-- Task to complete --
Your answer should be a single number: how many lines in the data below hold the string "true".
==== Records to use ====
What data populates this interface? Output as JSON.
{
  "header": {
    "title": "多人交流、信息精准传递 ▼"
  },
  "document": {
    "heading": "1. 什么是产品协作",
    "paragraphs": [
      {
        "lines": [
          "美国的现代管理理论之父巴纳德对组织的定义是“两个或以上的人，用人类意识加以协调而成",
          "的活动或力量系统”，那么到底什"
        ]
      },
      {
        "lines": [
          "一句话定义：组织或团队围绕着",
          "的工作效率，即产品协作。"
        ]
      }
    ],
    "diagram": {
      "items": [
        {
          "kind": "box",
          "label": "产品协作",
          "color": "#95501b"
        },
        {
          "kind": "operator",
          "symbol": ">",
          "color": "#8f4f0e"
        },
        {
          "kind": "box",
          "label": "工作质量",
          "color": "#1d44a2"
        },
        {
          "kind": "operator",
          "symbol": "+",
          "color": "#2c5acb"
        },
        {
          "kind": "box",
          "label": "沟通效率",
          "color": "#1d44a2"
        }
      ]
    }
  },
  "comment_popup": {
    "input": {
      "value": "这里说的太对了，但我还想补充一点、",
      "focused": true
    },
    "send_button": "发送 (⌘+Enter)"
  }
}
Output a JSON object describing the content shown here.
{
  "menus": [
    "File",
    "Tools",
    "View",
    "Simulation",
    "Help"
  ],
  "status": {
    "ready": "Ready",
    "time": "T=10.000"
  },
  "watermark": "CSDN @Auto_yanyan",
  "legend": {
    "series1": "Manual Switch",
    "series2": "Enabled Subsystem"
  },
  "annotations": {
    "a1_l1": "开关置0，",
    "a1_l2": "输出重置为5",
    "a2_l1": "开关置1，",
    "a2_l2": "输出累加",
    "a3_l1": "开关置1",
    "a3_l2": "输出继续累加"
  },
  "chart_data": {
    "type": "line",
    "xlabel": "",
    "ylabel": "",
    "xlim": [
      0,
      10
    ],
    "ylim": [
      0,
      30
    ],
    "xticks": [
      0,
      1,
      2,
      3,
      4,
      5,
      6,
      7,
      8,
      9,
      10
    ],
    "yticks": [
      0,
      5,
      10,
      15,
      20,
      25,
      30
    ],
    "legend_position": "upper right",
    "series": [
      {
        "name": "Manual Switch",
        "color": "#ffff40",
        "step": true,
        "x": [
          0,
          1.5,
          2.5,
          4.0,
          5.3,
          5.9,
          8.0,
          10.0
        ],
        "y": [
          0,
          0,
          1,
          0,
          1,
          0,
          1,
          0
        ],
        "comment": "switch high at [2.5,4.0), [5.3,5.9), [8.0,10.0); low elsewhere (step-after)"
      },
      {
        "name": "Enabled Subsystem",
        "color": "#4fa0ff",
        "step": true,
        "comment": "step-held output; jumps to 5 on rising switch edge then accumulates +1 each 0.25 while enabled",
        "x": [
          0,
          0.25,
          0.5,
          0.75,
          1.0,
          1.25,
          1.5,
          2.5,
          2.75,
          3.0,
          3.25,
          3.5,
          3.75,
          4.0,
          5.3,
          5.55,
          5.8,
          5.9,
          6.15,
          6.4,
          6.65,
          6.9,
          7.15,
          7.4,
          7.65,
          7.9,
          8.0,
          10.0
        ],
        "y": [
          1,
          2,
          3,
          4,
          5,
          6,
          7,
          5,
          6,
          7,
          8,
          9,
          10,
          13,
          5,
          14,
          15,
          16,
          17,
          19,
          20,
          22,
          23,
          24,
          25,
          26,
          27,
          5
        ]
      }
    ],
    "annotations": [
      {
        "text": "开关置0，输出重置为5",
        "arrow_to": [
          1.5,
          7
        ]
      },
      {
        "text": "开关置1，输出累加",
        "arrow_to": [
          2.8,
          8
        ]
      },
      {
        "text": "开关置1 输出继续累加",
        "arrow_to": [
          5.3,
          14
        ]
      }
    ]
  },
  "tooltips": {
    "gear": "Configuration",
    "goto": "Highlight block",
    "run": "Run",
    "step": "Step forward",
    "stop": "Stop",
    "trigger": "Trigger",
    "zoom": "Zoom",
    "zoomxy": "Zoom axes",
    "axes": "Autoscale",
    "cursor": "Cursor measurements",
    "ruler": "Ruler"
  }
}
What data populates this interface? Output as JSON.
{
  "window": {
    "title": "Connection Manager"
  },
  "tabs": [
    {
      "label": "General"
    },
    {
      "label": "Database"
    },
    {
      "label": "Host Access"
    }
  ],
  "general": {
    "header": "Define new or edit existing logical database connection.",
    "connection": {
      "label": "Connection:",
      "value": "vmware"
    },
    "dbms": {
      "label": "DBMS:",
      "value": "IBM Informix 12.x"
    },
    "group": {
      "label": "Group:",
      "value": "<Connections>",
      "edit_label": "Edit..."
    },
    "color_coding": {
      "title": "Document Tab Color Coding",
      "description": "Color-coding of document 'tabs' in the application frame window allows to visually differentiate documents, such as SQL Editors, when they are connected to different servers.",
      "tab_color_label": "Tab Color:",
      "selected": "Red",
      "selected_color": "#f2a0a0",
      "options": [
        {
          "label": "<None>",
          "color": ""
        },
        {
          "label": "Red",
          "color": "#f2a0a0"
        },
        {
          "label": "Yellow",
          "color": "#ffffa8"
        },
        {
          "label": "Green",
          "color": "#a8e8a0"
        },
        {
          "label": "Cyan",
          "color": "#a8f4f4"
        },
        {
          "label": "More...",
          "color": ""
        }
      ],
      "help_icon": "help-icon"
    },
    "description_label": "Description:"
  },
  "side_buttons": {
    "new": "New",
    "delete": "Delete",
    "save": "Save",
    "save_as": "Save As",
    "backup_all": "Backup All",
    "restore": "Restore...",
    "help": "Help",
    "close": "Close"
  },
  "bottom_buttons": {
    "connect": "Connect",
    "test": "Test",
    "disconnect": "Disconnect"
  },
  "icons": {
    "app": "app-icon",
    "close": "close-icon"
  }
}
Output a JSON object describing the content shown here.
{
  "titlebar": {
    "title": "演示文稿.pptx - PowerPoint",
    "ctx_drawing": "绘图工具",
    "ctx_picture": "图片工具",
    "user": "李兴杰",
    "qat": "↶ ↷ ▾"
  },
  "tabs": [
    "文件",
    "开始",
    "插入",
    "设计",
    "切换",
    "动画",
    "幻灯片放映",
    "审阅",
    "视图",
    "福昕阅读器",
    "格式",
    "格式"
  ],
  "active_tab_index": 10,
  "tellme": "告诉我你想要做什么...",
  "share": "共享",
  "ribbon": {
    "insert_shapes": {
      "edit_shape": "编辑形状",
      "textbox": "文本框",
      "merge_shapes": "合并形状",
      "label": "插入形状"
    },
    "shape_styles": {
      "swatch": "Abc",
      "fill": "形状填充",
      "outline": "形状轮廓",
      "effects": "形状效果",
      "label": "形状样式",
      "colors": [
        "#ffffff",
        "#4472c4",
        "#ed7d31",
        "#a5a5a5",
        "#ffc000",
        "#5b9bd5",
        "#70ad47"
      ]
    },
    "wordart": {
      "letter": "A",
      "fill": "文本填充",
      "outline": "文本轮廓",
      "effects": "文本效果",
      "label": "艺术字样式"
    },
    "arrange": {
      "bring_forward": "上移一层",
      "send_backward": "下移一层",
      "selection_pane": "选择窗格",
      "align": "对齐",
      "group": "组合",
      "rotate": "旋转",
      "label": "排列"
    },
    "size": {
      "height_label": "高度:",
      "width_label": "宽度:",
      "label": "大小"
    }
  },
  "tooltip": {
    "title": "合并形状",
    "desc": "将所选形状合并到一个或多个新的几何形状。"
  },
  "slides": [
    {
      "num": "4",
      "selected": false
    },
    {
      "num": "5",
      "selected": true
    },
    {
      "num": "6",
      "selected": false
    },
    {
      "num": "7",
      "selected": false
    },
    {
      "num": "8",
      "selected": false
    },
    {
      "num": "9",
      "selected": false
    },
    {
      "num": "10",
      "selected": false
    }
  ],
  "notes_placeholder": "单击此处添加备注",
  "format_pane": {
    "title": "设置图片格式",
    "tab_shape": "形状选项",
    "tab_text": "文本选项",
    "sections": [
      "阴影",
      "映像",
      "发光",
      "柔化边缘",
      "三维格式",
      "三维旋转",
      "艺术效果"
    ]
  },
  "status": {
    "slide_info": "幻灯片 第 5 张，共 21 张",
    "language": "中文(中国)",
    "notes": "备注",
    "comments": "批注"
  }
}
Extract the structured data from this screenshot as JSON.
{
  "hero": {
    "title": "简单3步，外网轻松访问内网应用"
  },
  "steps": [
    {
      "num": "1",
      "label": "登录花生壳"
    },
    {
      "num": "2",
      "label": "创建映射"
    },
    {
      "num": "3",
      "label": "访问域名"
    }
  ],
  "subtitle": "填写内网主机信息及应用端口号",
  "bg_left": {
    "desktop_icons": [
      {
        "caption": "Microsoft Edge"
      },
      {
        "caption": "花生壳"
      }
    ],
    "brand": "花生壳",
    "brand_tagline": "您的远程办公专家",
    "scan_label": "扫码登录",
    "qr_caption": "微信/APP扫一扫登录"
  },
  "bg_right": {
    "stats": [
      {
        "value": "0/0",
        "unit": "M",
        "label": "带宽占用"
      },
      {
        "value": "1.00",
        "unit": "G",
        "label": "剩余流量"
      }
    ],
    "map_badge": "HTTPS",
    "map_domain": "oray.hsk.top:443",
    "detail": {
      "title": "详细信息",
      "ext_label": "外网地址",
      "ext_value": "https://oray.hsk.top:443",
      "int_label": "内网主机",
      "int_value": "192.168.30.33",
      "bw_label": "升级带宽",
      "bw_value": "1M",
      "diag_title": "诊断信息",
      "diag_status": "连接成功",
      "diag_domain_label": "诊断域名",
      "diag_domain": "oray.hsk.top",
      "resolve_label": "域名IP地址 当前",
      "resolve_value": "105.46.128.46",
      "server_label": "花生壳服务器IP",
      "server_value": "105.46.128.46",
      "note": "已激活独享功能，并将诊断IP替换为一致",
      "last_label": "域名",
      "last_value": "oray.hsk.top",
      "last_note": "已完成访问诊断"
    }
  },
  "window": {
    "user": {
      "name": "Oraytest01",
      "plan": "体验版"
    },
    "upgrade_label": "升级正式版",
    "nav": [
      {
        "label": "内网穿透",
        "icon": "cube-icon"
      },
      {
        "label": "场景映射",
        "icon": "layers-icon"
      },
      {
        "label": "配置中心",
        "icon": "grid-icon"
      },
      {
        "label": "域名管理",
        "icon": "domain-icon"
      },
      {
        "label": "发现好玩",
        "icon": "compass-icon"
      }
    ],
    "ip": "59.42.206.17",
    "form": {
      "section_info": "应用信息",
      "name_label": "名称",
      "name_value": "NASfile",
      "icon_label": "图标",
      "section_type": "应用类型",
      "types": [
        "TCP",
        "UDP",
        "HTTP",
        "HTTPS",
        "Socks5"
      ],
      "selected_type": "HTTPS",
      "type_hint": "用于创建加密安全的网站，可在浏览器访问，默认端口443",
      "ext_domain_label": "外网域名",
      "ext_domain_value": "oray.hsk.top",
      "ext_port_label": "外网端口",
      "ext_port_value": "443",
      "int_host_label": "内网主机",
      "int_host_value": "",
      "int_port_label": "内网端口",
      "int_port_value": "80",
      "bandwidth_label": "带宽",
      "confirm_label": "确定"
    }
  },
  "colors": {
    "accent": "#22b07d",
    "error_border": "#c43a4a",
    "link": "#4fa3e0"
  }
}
====
-- Solution to this exercise --
4